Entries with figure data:
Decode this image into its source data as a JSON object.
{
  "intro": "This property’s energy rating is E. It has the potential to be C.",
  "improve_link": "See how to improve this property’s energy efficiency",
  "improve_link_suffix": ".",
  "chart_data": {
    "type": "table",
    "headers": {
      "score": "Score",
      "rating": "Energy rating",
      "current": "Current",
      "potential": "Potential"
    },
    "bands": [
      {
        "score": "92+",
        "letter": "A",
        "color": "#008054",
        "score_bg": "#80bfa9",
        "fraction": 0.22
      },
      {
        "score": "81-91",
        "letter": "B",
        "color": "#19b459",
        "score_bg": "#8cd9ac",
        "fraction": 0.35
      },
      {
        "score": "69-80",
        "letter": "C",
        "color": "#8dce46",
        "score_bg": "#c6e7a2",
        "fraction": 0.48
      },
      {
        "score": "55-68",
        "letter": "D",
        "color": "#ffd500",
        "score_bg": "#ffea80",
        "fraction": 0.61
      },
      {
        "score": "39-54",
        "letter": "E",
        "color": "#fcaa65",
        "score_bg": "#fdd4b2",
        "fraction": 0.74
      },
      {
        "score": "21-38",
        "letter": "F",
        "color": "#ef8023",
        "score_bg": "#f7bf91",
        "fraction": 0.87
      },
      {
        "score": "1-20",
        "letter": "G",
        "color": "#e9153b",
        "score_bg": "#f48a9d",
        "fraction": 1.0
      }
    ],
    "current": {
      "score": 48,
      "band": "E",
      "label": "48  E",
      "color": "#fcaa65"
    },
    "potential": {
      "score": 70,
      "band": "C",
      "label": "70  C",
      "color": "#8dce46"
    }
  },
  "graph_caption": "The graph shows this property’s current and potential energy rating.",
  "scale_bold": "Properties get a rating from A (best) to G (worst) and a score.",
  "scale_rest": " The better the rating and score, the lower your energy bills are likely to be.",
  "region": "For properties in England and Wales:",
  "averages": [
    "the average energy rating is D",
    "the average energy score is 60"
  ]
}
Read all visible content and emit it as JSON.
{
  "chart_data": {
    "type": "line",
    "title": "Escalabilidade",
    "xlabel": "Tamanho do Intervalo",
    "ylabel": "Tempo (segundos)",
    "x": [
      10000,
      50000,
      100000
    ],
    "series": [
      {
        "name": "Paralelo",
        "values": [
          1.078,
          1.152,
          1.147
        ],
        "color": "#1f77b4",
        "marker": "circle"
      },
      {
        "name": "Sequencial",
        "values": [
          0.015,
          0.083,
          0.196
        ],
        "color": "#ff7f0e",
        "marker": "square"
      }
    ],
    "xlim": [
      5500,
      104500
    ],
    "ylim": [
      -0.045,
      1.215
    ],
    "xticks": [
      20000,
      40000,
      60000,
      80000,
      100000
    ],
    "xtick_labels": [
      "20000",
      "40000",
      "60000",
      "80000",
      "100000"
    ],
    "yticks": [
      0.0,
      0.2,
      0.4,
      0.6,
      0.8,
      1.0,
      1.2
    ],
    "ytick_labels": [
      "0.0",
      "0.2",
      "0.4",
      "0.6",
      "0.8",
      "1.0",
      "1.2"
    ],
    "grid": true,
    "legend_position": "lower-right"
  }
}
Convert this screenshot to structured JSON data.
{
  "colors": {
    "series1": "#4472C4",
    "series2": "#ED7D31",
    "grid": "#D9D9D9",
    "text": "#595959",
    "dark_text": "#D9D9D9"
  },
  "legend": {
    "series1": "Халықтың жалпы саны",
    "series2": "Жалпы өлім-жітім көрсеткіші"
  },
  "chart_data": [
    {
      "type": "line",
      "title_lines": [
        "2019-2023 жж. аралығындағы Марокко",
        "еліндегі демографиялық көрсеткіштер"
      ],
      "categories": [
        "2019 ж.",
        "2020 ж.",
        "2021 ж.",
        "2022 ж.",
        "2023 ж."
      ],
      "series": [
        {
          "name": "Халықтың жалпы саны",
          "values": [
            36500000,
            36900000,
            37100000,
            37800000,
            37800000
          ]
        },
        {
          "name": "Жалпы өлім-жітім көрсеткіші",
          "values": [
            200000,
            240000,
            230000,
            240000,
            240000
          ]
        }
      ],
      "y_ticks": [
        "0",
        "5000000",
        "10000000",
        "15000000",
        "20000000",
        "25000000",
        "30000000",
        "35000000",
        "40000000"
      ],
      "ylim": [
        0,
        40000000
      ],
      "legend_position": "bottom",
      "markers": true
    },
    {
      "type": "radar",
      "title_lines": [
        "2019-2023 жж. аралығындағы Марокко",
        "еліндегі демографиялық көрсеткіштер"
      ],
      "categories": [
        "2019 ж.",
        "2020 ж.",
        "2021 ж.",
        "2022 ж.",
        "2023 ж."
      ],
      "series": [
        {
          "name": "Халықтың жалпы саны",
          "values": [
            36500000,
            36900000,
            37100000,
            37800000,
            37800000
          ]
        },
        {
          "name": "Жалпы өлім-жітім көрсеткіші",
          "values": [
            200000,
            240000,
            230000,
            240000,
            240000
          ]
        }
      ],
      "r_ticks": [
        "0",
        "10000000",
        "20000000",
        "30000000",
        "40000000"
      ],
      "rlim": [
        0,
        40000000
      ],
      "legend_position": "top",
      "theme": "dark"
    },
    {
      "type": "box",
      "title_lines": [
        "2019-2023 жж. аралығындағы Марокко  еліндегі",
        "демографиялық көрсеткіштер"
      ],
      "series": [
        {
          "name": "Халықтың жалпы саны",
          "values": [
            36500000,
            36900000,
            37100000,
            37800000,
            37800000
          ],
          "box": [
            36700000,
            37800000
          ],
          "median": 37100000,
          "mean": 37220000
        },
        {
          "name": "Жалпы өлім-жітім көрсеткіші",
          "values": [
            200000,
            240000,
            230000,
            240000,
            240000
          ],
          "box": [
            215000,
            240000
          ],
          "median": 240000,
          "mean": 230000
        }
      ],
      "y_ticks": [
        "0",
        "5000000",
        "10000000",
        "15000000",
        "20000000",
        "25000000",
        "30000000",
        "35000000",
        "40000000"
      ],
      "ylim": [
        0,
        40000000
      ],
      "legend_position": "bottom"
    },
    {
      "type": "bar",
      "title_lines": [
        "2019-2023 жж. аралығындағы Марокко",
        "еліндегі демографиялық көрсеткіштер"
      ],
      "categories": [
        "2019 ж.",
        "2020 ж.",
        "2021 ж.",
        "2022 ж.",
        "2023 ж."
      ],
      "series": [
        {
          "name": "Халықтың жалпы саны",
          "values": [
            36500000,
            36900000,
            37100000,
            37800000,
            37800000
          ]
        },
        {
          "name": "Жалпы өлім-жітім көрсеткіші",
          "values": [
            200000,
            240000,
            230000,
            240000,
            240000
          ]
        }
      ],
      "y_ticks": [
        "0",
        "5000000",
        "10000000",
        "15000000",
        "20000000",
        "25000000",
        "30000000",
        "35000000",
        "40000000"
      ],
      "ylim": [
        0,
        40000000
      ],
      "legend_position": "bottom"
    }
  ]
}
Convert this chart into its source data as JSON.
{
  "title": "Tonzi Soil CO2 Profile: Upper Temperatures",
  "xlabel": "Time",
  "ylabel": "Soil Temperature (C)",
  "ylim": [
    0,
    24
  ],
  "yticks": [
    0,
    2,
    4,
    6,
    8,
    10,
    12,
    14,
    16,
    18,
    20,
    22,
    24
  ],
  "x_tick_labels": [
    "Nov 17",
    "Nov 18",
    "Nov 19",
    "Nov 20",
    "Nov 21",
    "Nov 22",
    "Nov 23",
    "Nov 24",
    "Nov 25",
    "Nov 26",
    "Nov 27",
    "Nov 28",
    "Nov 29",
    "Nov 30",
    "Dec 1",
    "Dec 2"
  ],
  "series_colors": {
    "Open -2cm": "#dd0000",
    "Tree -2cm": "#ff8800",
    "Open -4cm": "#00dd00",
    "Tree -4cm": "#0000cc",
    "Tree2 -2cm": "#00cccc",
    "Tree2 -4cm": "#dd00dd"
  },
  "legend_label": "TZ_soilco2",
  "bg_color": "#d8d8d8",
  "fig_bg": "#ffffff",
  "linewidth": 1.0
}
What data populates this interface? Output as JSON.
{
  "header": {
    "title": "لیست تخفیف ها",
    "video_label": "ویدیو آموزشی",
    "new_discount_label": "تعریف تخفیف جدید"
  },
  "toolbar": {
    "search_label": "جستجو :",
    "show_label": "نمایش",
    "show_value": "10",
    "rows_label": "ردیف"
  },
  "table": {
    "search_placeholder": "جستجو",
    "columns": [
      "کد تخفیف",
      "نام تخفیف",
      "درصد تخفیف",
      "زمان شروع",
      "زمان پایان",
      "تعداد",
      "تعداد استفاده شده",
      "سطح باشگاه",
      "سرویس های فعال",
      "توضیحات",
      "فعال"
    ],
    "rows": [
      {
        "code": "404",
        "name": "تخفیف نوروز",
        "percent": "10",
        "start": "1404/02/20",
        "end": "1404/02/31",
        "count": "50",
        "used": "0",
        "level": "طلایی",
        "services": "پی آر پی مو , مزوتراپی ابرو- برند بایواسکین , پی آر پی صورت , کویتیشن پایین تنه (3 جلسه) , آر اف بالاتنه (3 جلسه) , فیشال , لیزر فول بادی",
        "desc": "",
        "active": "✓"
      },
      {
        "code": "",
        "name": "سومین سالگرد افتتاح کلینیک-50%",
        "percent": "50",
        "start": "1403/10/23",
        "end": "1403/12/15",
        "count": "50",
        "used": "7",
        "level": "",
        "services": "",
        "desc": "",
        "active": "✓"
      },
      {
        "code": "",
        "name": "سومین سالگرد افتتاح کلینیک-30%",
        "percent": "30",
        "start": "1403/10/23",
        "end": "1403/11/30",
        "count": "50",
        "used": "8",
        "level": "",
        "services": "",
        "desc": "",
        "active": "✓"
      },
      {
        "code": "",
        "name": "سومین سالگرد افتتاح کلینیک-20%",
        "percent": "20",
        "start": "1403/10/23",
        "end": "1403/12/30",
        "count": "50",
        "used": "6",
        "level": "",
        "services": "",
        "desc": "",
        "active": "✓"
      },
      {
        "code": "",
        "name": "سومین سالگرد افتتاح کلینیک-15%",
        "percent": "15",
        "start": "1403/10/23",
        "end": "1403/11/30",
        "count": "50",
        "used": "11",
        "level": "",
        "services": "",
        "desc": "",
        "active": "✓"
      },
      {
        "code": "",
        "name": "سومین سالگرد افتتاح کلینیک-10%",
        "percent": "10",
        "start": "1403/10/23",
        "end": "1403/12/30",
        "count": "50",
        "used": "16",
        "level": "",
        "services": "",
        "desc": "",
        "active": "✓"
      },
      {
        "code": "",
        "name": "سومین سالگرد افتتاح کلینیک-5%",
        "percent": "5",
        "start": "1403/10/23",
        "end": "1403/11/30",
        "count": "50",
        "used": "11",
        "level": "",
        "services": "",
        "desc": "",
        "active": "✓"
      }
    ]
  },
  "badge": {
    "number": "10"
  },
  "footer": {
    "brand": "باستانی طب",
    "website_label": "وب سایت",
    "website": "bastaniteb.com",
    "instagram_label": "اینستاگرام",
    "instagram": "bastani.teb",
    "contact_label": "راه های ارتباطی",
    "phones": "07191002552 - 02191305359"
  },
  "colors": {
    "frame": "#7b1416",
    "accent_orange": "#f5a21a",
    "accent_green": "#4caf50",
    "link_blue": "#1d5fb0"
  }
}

TO BE DONE
Copy out all lines where the word "source" appears.

WRITTEN ANSWER
Decode this image into its source data as a JSON object.
Convert this chart into its source data as JSON.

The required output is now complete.